(Records from a collection)
/---

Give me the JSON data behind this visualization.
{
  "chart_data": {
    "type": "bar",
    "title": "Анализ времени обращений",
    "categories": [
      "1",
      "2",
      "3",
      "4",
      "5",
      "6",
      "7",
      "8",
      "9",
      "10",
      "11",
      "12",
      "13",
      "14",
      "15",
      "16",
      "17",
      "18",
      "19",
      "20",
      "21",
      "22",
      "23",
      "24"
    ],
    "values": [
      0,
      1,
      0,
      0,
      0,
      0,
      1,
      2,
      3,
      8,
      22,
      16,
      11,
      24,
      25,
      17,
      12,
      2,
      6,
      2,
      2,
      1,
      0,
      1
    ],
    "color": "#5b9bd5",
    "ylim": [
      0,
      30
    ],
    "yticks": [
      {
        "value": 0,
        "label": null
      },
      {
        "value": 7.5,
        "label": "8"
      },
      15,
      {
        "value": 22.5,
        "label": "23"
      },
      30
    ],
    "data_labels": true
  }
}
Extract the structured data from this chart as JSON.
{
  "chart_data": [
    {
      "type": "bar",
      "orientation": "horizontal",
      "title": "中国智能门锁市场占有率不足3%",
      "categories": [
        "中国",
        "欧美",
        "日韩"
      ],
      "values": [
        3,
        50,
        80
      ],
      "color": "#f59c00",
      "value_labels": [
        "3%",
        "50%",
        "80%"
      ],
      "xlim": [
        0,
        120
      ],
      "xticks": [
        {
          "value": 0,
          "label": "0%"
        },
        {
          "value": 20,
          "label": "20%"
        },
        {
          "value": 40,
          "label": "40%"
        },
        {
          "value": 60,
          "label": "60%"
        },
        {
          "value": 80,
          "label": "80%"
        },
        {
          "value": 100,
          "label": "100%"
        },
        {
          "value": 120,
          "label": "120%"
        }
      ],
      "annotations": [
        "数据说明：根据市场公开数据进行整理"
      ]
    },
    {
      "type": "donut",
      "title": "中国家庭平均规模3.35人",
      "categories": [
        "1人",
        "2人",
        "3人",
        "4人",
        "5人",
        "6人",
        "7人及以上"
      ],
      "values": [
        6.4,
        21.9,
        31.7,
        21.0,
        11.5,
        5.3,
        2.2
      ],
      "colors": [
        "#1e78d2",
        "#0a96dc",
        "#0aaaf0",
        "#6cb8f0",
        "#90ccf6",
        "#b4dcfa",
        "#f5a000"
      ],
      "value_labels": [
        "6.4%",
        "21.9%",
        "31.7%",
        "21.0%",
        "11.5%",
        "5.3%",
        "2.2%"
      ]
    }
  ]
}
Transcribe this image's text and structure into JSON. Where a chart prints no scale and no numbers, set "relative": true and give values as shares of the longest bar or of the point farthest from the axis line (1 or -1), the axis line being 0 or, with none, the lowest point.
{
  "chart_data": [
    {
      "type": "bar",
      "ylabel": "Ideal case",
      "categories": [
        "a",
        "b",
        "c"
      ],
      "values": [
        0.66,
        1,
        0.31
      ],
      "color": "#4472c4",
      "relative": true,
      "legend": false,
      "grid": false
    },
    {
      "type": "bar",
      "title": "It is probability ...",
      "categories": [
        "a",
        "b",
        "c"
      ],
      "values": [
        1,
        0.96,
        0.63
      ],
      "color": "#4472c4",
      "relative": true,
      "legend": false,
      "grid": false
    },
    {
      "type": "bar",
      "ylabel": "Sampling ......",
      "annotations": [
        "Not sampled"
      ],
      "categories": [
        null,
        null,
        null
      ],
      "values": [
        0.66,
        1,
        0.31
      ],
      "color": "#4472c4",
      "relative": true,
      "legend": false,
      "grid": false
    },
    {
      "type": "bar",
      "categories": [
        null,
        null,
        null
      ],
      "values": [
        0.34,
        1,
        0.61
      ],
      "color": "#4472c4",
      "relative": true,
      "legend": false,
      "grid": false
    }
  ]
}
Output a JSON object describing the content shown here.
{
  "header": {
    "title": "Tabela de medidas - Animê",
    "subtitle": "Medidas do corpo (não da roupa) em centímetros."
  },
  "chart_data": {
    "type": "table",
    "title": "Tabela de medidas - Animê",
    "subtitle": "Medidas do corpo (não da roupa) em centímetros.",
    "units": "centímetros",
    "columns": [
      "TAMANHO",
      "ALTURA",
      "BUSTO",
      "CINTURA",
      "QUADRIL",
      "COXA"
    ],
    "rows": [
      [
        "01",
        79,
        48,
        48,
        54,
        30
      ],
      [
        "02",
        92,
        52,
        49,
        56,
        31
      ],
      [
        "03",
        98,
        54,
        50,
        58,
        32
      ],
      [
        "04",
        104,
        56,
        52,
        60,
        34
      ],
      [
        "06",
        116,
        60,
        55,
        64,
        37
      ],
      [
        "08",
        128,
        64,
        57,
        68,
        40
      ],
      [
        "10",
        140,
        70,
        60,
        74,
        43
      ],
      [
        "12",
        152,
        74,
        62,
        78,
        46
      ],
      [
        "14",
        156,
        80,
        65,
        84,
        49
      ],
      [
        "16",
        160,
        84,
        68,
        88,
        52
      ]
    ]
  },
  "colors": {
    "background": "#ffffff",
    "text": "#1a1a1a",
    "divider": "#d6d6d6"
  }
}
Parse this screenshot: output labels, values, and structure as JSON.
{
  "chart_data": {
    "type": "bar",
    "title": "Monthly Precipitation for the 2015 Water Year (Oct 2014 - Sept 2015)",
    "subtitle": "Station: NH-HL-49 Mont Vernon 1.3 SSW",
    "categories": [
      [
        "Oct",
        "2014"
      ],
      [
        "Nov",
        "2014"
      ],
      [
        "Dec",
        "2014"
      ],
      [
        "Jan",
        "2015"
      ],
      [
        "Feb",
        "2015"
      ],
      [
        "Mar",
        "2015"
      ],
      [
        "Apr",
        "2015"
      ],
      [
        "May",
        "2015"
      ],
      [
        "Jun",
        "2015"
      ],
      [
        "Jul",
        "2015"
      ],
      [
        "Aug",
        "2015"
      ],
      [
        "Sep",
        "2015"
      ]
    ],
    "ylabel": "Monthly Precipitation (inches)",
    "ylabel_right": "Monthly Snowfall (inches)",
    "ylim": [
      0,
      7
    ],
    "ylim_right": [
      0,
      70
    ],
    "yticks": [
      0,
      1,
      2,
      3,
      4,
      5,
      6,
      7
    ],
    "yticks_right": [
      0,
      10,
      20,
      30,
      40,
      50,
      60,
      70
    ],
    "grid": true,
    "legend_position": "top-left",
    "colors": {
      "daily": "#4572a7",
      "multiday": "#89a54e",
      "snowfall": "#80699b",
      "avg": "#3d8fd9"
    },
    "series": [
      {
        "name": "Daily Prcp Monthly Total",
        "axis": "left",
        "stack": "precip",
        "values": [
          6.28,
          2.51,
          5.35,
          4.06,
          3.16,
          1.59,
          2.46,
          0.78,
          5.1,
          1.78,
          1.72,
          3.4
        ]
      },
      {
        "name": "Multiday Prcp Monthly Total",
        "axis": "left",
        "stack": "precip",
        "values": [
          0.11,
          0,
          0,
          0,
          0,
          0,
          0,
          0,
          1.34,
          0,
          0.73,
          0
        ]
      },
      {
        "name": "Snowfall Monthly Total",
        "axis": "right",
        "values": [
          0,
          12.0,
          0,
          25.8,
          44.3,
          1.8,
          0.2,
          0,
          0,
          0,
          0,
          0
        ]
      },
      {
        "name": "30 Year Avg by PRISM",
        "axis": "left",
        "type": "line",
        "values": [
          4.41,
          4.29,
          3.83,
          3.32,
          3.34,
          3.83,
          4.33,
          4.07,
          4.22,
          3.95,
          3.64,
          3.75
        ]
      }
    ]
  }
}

\---

** Task goal **
Print every record above exactly as written.

** Result **
Give me the JSON data behind this visualization.
{
  "chart_data": {
    "type": "bar",
    "title": "Анализ времени обращений",
    "categories": [
      "1",
      "2",
      "3",
      "4",
      "5",
      "6",
      "7",
      "8",
      "9",
      "10",
      "11",
      "12",
      "13",
      "14",
      "15",
      "16",
      "17",
      "18",
      "19",
      "20",
      "21",
      "22",
      "23",
      "24"
    ],
    "values": [
      0,
      1,
      0,
      0,
      0,
      0,
      1,
      2,
      3,
      8,
      22,
      16,
      11,
      24,
      25,
      17,
      12,
      2,
      6,
      2,
      2,
      1,
      0,
      1
    ],
    "color": "#5b9bd5",
    "ylim": [
      0,
      30
    ],
    "yticks": [
      {
        "value": 0,
        "label": null
      },
      {
        "value": 7.5,
        "label": "8"
      },
      15,
      {
        "value": 22.5,
        "label": "23"
      },
      30
    ],
    "data_labels": true
  }
}
Extract the structured data from this chart as JSON.
{
  "chart_data": [
    {
      "type": "bar",
      "orientation": "horizontal",
      "title": "中国智能门锁市场占有率不足3%",
      "categories": [
        "中国",
        "欧美",
        "日韩"
      ],
      "values": [
        3,
        50,
        80
      ],
      "color": "#f59c00",
      "value_labels": [
        "3%",
        "50%",
        "80%"
      ],
      "xlim": [
        0,
        120
      ],
      "xticks": [
        {
          "value": 0,
          "label": "0%"
        },
        {
          "value": 20,
          "label": "20%"
        },
        {
          "value": 40,
          "label": "40%"
        },
        {
          "value": 60,
          "label": "60%"
        },
        {
          "value": 80,
          "label": "80%"
        },
        {
          "value": 100,
          "label": "100%"
        },
        {
          "value": 120,
          "label": "120%"
        }
      ],
      "annotations": [
        "数据说明：根据市场公开数据进行整理"
      ]
    },
    {
      "type": "donut",
      "title": "中国家庭平均规模3.35人",
      "categories": [
        "1人",
        "2人",
        "3人",
        "4人",
        "5人",
        "6人",
        "7人及以上"
      ],
      "values": [
        6.4,
        21.9,
        31.7,
        21.0,
        11.5,
        5.3,
        2.2
      ],
      "colors": [
        "#1e78d2",
        "#0a96dc",
        "#0aaaf0",
        "#6cb8f0",
        "#90ccf6",
        "#b4dcfa",
        "#f5a000"
      ],
      "value_labels": [
        "6.4%",
        "21.9%",
        "31.7%",
        "21.0%",
        "11.5%",
        "5.3%",
        "2.2%"
      ]
    }
  ]
}
Transcribe this image's text and structure into JSON. Where a chart prints no scale and no numbers, set "relative": true and give values as shares of the longest bar or of the point farthest from the axis line (1 or -1), the axis line being 0 or, with none, the lowest point.
{
  "chart_data": [
    {
      "type": "bar",
      "ylabel": "Ideal case",
      "categories": [
        "a",
        "b",
        "c"
      ],
      "values": [
        0.66,
        1,
        0.31
      ],
      "color": "#4472c4",
      "relative": true,
      "legend": false,
      "grid": false
    },
    {
      "type": "bar",
      "title": "It is probability ...",
      "categories": [
        "a",
        "b",
        "c"
      ],
      "values": [
        1,
        0.96,
        0.63
      ],
      "color": "#4472c4",
      "relative": true,
      "legend": false,
      "grid": false
    },
    {
      "type": "bar",
      "ylabel": "Sampling ......",
      "annotations": [
        "Not sampled"
      ],
      "categories": [
        null,
        null,
        null
      ],
      "values": [
        0.66,
        1,
        0.31
      ],
      "color": "#4472c4",
      "relative": true,
      "legend": false,
      "grid": false
    },
    {
      "type": "bar",
      "categories": [
        null,
        null,
        null
      ],
      "values": [
        0.34,
        1,
        0.61
      ],
      "color": "#4472c4",
      "relative": true,
      "legend": false,
      "grid": false
    }
  ]
}
Output a JSON object describing the content shown here.
{
  "header": {
    "title": "Tabela de medidas - Animê",
    "subtitle": "Medidas do corpo (não da roupa) em centímetros."
  },
  "chart_data": {
    "type": "table",
    "title": "Tabela de medidas - Animê",
    "subtitle": "Medidas do corpo (não da roupa) em centímetros.",
    "units": "centímetros",
    "columns": [
      "TAMANHO",
      "ALTURA",
      "BUSTO",
      "CINTURA",
      "QUADRIL",
      "COXA"
    ],
    "rows": [
      [
        "01",
        79,
        48,
        48,
        54,
        30
      ],
      [
        "02",
        92,
        52,
        49,
        56,
        31
      ],
      [
        "03",
        98,
        54,
        50,
        58,
        32
      ],
      [
        "04",
        104,
        56,
        52,
        60,
        34
      ],
      [
        "06",
        116,
        60,
        55,
        64,
        37
      ],
      [
        "08",
        128,
        64,
        57,
        68,
        40
      ],
      [
        "10",
        140,
        70,
        60,
        74,
        43
      ],
      [
        "12",
        152,
        74,
        62,
        78,
        46
      ],
      [
        "14",
        156,
        80,
        65,
        84,
        49
      ],
      [
        "16",
        160,
        84,
        68,
        88,
        52
      ]
    ]
  },
  "colors": {
    "background": "#ffffff",
    "text": "#1a1a1a",
    "divider": "#d6d6d6"
  }
}
Parse this screenshot: output labels, values, and structure as JSON.
{
  "chart_data": {
    "type": "bar",
    "title": "Monthly Precipitation for the 2015 Water Year (Oct 2014 - Sept 2015)",
    "subtitle": "Station: NH-HL-49 Mont Vernon 1.3 SSW",
    "categories": [
      [
        "Oct",
        "2014"
      ],
      [
        "Nov",
        "2014"
      ],
      [
        "Dec",
        "2014"
      ],
      [
        "Jan",
        "2015"
      ],
      [
        "Feb",
        "2015"
      ],
      [
        "Mar",
        "2015"
      ],
      [
        "Apr",
        "2015"
      ],
      [
        "May",
        "2015"
      ],
      [
        "Jun",
        "2015"
      ],
      [
        "Jul",
        "2015"
      ],
      [
        "Aug",
        "2015"
      ],
      [
        "Sep",
        "2015"
      ]
    ],
    "ylabel": "Monthly Precipitation (inches)",
    "ylabel_right": "Monthly Snowfall (inches)",
    "ylim": [
      0,
      7
    ],
    "ylim_right": [
      0,
      70
    ],
    "yticks": [
      0,
      1,
      2,
      3,
      4,
      5,
      6,
      7
    ],
    "yticks_right": [
      0,
      10,
      20,
      30,
      40,
      50,
      60,
      70
    ],
    "grid": true,
    "legend_position": "top-left",
    "colors": {
      "daily": "#4572a7",
      "multiday": "#89a54e",
      "snowfall": "#80699b",
      "avg": "#3d8fd9"
    },
    "series": [
      {
        "name": "Daily Prcp Monthly Total",
        "axis": "left",
        "stack": "precip",
        "values": [
          6.28,
          2.51,
          5.35,
          4.06,
          3.16,
          1.59,
          2.46,
          0.78,
          5.1,
          1.78,
          1.72,
          3.4
        ]
      },
      {
        "name": "Multiday Prcp Monthly Total",
        "axis": "left",
        "stack": "precip",
        "values": [
          0.11,
          0,
          0,
          0,
          0,
          0,
          0,
          0,
          1.34,
          0,
          0.73,
          0
        ]
      },
      {
        "name": "Snowfall Monthly Total",
        "axis": "right",
        "values": [
          0,
          12.0,
          0,
          25.8,
          44.3,
          1.8,
          0.2,
          0,
          0,
          0,
          0,
          0
        ]
      },
      {
        "name": "30 Year Avg by PRISM",
        "axis": "left",
        "type": "line",
        "values": [
          4.41,
          4.29,
          3.83,
          3.32,
          3.34,
          3.83,
          4.33,
          4.07,
          4.22,
          3.95,
          3.64,
          3.75
        ]
      }
    ]
  }
}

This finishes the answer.